**WHAT IS REQUIRED:** Please give the data below again in full, exactly as it stands.
::::::
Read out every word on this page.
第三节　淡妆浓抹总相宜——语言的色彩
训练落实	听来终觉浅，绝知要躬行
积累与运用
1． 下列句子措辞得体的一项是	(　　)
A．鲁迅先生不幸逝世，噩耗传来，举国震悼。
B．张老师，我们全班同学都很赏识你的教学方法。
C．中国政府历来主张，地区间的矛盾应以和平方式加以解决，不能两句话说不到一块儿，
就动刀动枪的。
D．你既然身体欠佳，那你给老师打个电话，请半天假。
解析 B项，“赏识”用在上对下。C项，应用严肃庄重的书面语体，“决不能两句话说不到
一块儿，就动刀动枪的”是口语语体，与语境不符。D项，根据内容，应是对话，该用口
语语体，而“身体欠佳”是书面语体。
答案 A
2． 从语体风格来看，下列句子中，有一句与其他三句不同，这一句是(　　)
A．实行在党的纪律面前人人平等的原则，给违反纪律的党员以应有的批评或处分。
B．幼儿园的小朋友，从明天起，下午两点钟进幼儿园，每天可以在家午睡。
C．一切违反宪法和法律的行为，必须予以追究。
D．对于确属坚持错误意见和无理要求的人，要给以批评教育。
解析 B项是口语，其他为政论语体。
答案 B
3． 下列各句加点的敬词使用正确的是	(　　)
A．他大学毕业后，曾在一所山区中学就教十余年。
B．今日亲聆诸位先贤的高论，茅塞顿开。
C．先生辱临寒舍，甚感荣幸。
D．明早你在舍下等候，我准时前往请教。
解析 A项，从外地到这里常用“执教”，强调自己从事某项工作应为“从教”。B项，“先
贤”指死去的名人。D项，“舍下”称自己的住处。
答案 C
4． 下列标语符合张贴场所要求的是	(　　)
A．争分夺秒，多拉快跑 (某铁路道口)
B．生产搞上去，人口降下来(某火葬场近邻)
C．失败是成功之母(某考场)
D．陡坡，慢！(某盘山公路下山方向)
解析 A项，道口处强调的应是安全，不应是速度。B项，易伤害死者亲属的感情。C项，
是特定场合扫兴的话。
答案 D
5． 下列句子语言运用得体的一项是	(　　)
::::::
**FULL SOLUTION:**
Read out every word on this page.
第三节　淡妆浓抹总相宜——语言的色彩
训练落实	听来终觉浅，绝知要躬行
积累与运用
1． 下列句子措辞得体的一项是	(　　)
A．鲁迅先生不幸逝世，噩耗传来，举国震悼。
B．张老师，我们全班同学都很赏识你的教学方法。
C．中国政府历来主张，地区间的矛盾应以和平方式加以解决，不能两句话说不到一块儿，
就动刀动枪的。
D．你既然身体欠佳，那你给老师打个电话，请半天假。
解析 B项，“赏识”用在上对下。C项，应用严肃庄重的书面语体，“决不能两句话说不到
一块儿，就动刀动枪的”是口语语体，与语境不符。D项，根据内容，应是对话，该用口
语语体，而“身体欠佳”是书面语体。
答案 A
2． 从语体风格来看，下列句子中，有一句与其他三句不同，这一句是(　　)
A．实行在党的纪律面前人人平等的原则，给违反纪律的党员以应有的批评或处分。
B．幼儿园的小朋友，从明天起，下午两点钟进幼儿园，每天可以在家午睡。
C．一切违反宪法和法律的行为，必须予以追究。
D．对于确属坚持错误意见和无理要求的人，要给以批评教育。
解析 B项是口语，其他为政论语体。
答案 B
3． 下列各句加点的敬词使用正确的是	(　　)
A．他大学毕业后，曾在一所山区中学就教十余年。
B．今日亲聆诸位先贤的高论，茅塞顿开。
C．先生辱临寒舍，甚感荣幸。
D．明早你在舍下等候，我准时前往请教。
解析 A项，从外地到这里常用“执教”，强调自己从事某项工作应为“从教”。B项，“先
贤”指死去的名人。D项，“舍下”称自己的住处。
答案 C
4． 下列标语符合张贴场所要求的是	(　　)
A．争分夺秒，多拉快跑 (某铁路道口)
B．生产搞上去，人口降下来(某火葬场近邻)
C．失败是成功之母(某考场)
D．陡坡，慢！(某盘山公路下山方向)
解析 A项，道口处强调的应是安全，不应是速度。B项，易伤害死者亲属的感情。C项，
是特定场合扫兴的话。
答案 D
5． 下列句子语言运用得体的一项是	(　　)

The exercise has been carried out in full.